• _GESTELLTE AUFGABE A_
Wandle die Zeilen der Einträge in eine JSON-Liste von Strings um, mit einem String pro Zeile und ohne Leerzeilen. Gemeint sind nur die Zeilen ab der Zeile mit "tree-item-label: node_modules bbox=[675, 447, 784, 465]" bis einschließlich der Zeile mit "preview-button[interactable]: Preview bbox=[194, 368, 247, 385]".

• _TEXTABSCHNITT_
%%

Um ein letztes Mal auf die Party zurückzukommen. Wenn Sie als eingeladene Person merken, dass Sie nur eingeladen werden, weil Sie so gut Gespräche führen können, werden Sie verstimmt sein und unter Umständen weiteren Einladungen nicht mehr Folge leisten.
Vielleicht sehen Sie sich aber auch gar nicht als GastgeberIn eines Forums, sondern haben Interesse an einer Community, in der Inhalte entwickelt, Wissen generiert wird. Dann gehen Sie auf der inhaltlichen Ebene in der Community auf. Andererseits sind Sie aber immer noch für die Organisation, das Management verantwortlich. Sie werden vor allem am Anfang die Inhalte liefern müssen, denn erst wenn eine Vertrauensbasis hergestellt worden ist, werden die anderen Beiträge liefern.

%%

• _EINGABE ZUR AUFGABE_
%%

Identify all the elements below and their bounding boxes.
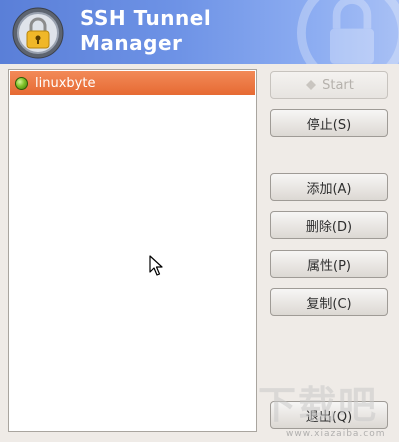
app-title-line1: SSH Tunnel xyxy=(80,6,212,30)
app-title: SSH Tunnel Manager xyxy=(80,6,211,56)
start-button-label: Start xyxy=(322,77,354,93)
mouse-cursor-icon xyxy=(149,255,163,276)
quit-button-label: 退出(Q) xyxy=(305,409,353,425)
start-button[interactable]: Start xyxy=(270,71,388,99)
stop-button-label: 停止(S) xyxy=(306,117,352,133)
lock-watermark-icon xyxy=(297,0,399,64)
stop-button[interactable]: 停止(S) xyxy=(270,109,388,137)
app-title-line2: Manager xyxy=(80,31,183,55)
delete-button[interactable]: 删除(D) xyxy=(270,211,388,239)
properties-button[interactable]: 属性(P) xyxy=(270,250,388,278)
add-button[interactable]: 添加(A) xyxy=(270,173,388,201)
watermark-url: www.xiazaiba.com xyxy=(286,429,386,439)
tunnel-list-item[interactable]: linuxbyte xyxy=(10,71,255,95)
tunnel-list[interactable]: linuxbyte xyxy=(8,69,257,432)
padlock-logo-icon xyxy=(12,7,64,59)
tunnel-name: linuxbyte xyxy=(35,75,96,91)
properties-button-label: 属性(P) xyxy=(307,258,351,274)
connect-icon xyxy=(306,80,317,90)
header-banner: SSH Tunnel Manager xyxy=(0,0,399,64)
quit-button[interactable]: 退出(Q) xyxy=(270,401,388,429)
add-button-label: 添加(A) xyxy=(306,181,352,197)
copy-button-label: 复制(C) xyxy=(306,296,352,312)
delete-button-label: 删除(D) xyxy=(305,219,353,235)
status-active-icon xyxy=(15,76,28,90)
copy-button[interactable]: 复制(C) xyxy=(270,288,388,316)
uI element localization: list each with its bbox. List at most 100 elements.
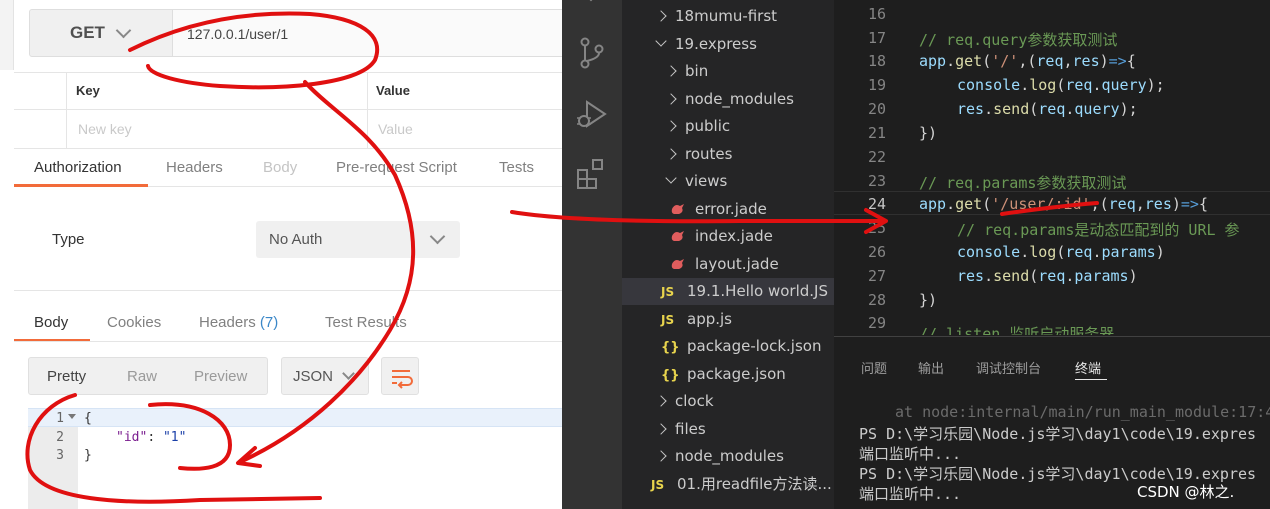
tree-item-label: node_modules bbox=[675, 447, 784, 465]
url-input[interactable]: 127.0.0.1/user/1 bbox=[173, 9, 562, 57]
new-value-input[interactable]: Value bbox=[378, 121, 413, 137]
column-divider bbox=[66, 72, 67, 148]
preview-button[interactable]: Preview bbox=[194, 368, 247, 385]
tree-item-selected[interactable]: JS 19.1.Hello world.JS bbox=[622, 278, 834, 305]
tree-item[interactable]: layout.jade bbox=[671, 251, 779, 278]
headers-count: (7) bbox=[259, 314, 279, 331]
watermark: CSDN @林之. bbox=[1137, 483, 1235, 501]
code-line: res.send(req.params) bbox=[957, 267, 1138, 285]
line-number: 1 bbox=[56, 411, 64, 426]
terminal-line: PS D:\学习乐园\Node.js学习\day1\code\19.expres bbox=[859, 425, 1257, 443]
chevron-down-icon bbox=[655, 35, 667, 47]
tree-item[interactable]: clock bbox=[655, 388, 714, 415]
auth-type-label: Type bbox=[52, 231, 85, 248]
source-control-icon[interactable] bbox=[577, 36, 607, 70]
line-number: 3 bbox=[56, 448, 64, 463]
tab-authorization[interactable]: Authorization bbox=[34, 159, 122, 176]
raw-button[interactable]: Raw bbox=[127, 368, 157, 385]
tree-item-label: 18mumu-first bbox=[675, 7, 778, 25]
tree-item-label: bin bbox=[685, 62, 709, 80]
tab-tests[interactable]: Tests bbox=[499, 159, 534, 176]
tab-headers[interactable]: Headers bbox=[166, 159, 223, 176]
pretty-button[interactable]: Pretty bbox=[47, 368, 86, 385]
tree-item[interactable]: 19.express bbox=[655, 31, 757, 58]
token: res bbox=[1072, 52, 1100, 70]
token: '/' bbox=[991, 52, 1019, 70]
line-number: 18 bbox=[867, 52, 886, 70]
tree-item[interactable]: public bbox=[665, 113, 730, 140]
extensions-icon[interactable] bbox=[576, 158, 608, 190]
terminal-line: 端口监听中... bbox=[859, 485, 962, 503]
tree-item-label: package.json bbox=[687, 365, 786, 383]
sidebar-edge bbox=[0, 0, 14, 70]
chevron-down-icon bbox=[429, 228, 446, 245]
key-column-header: Key bbox=[76, 83, 100, 98]
panel-tab-problems[interactable]: 问题 bbox=[861, 358, 887, 377]
chevron-right-icon bbox=[665, 120, 677, 132]
json-file-icon: {} bbox=[661, 368, 680, 383]
panel-tab-debug-console[interactable]: 调试控制台 bbox=[976, 358, 1041, 377]
run-debug-icon[interactable] bbox=[575, 98, 609, 132]
line-number: 16 bbox=[867, 5, 886, 23]
token: req bbox=[1065, 76, 1093, 94]
tree-item[interactable]: 18mumu-first bbox=[655, 3, 778, 30]
tree-item-label: layout.jade bbox=[695, 255, 779, 273]
tree-item[interactable]: index.jade bbox=[671, 223, 773, 250]
code-line: }) bbox=[919, 291, 938, 309]
token: req bbox=[1038, 267, 1066, 285]
code-comment: // req.params是动态匹配到的 URL 参 bbox=[957, 221, 1240, 239]
code-line: "id": "1" bbox=[116, 430, 186, 445]
code-line: app.get('/user/:id',(req,res)=>{ bbox=[919, 195, 1208, 213]
wrap-lines-button[interactable] bbox=[381, 357, 419, 395]
tree-item[interactable]: JS 01.用readfile方法读... bbox=[651, 471, 832, 498]
tree-item[interactable]: {} package-lock.json bbox=[661, 333, 821, 360]
tree-item-label: app.js bbox=[687, 310, 732, 328]
tree-item-label: node_modules bbox=[685, 90, 794, 108]
code-editor[interactable] bbox=[834, 0, 1270, 336]
token: res bbox=[957, 100, 985, 118]
tree-item-label: 19.express bbox=[675, 35, 757, 53]
line-number: 29 bbox=[867, 314, 886, 332]
tree-item[interactable]: node_modules bbox=[665, 86, 794, 113]
token: => bbox=[1180, 195, 1199, 213]
jade-file-icon bbox=[671, 204, 684, 214]
line-number: 21 bbox=[867, 124, 886, 142]
panel-tab-output[interactable]: 输出 bbox=[918, 358, 944, 377]
token: log bbox=[1029, 243, 1057, 261]
explorer-icon[interactable] bbox=[577, 0, 607, 12]
tree-item[interactable]: routes bbox=[665, 141, 732, 168]
tree-item[interactable]: bin bbox=[665, 58, 709, 85]
method-select[interactable]: GET bbox=[29, 9, 173, 57]
tab-body[interactable]: Body bbox=[263, 159, 297, 176]
tree-item[interactable]: {} package.json bbox=[661, 361, 786, 388]
token: req bbox=[1036, 52, 1064, 70]
panel-tab-terminal[interactable]: 终端 bbox=[1075, 358, 1101, 377]
response-tab-test-results[interactable]: Test Results bbox=[325, 314, 407, 331]
line-number: 28 bbox=[867, 291, 886, 309]
response-tab-cookies[interactable]: Cookies bbox=[107, 314, 161, 331]
response-tab-body[interactable]: Body bbox=[34, 314, 68, 331]
code-comment: // req.params参数获取测试 bbox=[919, 174, 1127, 192]
auth-type-select[interactable]: No Auth bbox=[256, 221, 460, 258]
tree-item[interactable]: views bbox=[665, 168, 728, 195]
tree-item[interactable]: node_modules bbox=[655, 443, 784, 470]
new-key-input[interactable]: New key bbox=[78, 121, 132, 137]
response-tab-headers[interactable]: Headers (7) bbox=[199, 314, 278, 331]
language-select[interactable]: JSON bbox=[281, 357, 369, 395]
tree-item[interactable]: files bbox=[655, 416, 706, 443]
response-tabs-divider bbox=[14, 341, 562, 342]
terminal-line: 端口监听中... bbox=[859, 445, 962, 463]
tree-item[interactable]: error.jade bbox=[671, 196, 767, 223]
code-line: console.log(req.query); bbox=[957, 76, 1165, 94]
token: get bbox=[955, 52, 983, 70]
tree-item[interactable]: JS app.js bbox=[661, 306, 732, 333]
chevron-right-icon bbox=[665, 65, 677, 77]
tab-pre-request-script[interactable]: Pre-request Script bbox=[336, 159, 457, 176]
tree-item-label: views bbox=[685, 172, 728, 190]
fold-icon[interactable] bbox=[68, 414, 76, 419]
token: send bbox=[993, 100, 1030, 118]
chevron-down-icon bbox=[342, 367, 355, 380]
token: app bbox=[919, 52, 947, 70]
token: query bbox=[1074, 100, 1120, 118]
token: res bbox=[957, 267, 985, 285]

%%

• _GESTELLTE AUFGABE B_
Gib bitte aus dem Text über Online-Communitys den Abschnitt wörtlich wieder, beginnend mit "Um ein letztes" und weiter bis "anderen Beiträge liefern.".

• _LÖSUNG DER ÜBUNG A_
[
  "tree-item-label: node_modules bbox=[675, 447, 784, 465]",
  "url-input[interactable]: 127.0.0.1/user/1 bbox=[173, 9, 562, 57]",
  "new-value-input[interactable]: Value bbox=[378, 121, 413, 137]",
  "column-divider bbox=[66, 72, 67, 148]",
  "preview-button[interactable]: Preview bbox=[194, 368, 247, 385]"
]

• _LÖSUNG DER ÜBUNG B_
Um ein letztes Mal auf die Party zurückzukommen. Wenn Sie als eingeladene Person merken, dass Sie nur eingeladen werden, weil Sie so gut Gespräche führen können, werden Sie verstimmt sein und unter Umständen weiteren Einladungen nicht mehr Folge leisten.
Vielleicht sehen Sie sich aber auch gar nicht als GastgeberIn eines Forums, sondern haben Interesse an einer Community, in der Inhalte entwickelt, Wissen generiert wird. Dann gehen Sie auf der inhaltlichen Ebene in der Community auf. Andererseits sind Sie aber immer noch für die Organisation, das Management verantwortlich. Sie werden vor allem am Anfang die Inhalte liefern müssen, denn erst wenn eine Vertrauensbasis hergestellt worden ist, werden die anderen Beiträge liefern.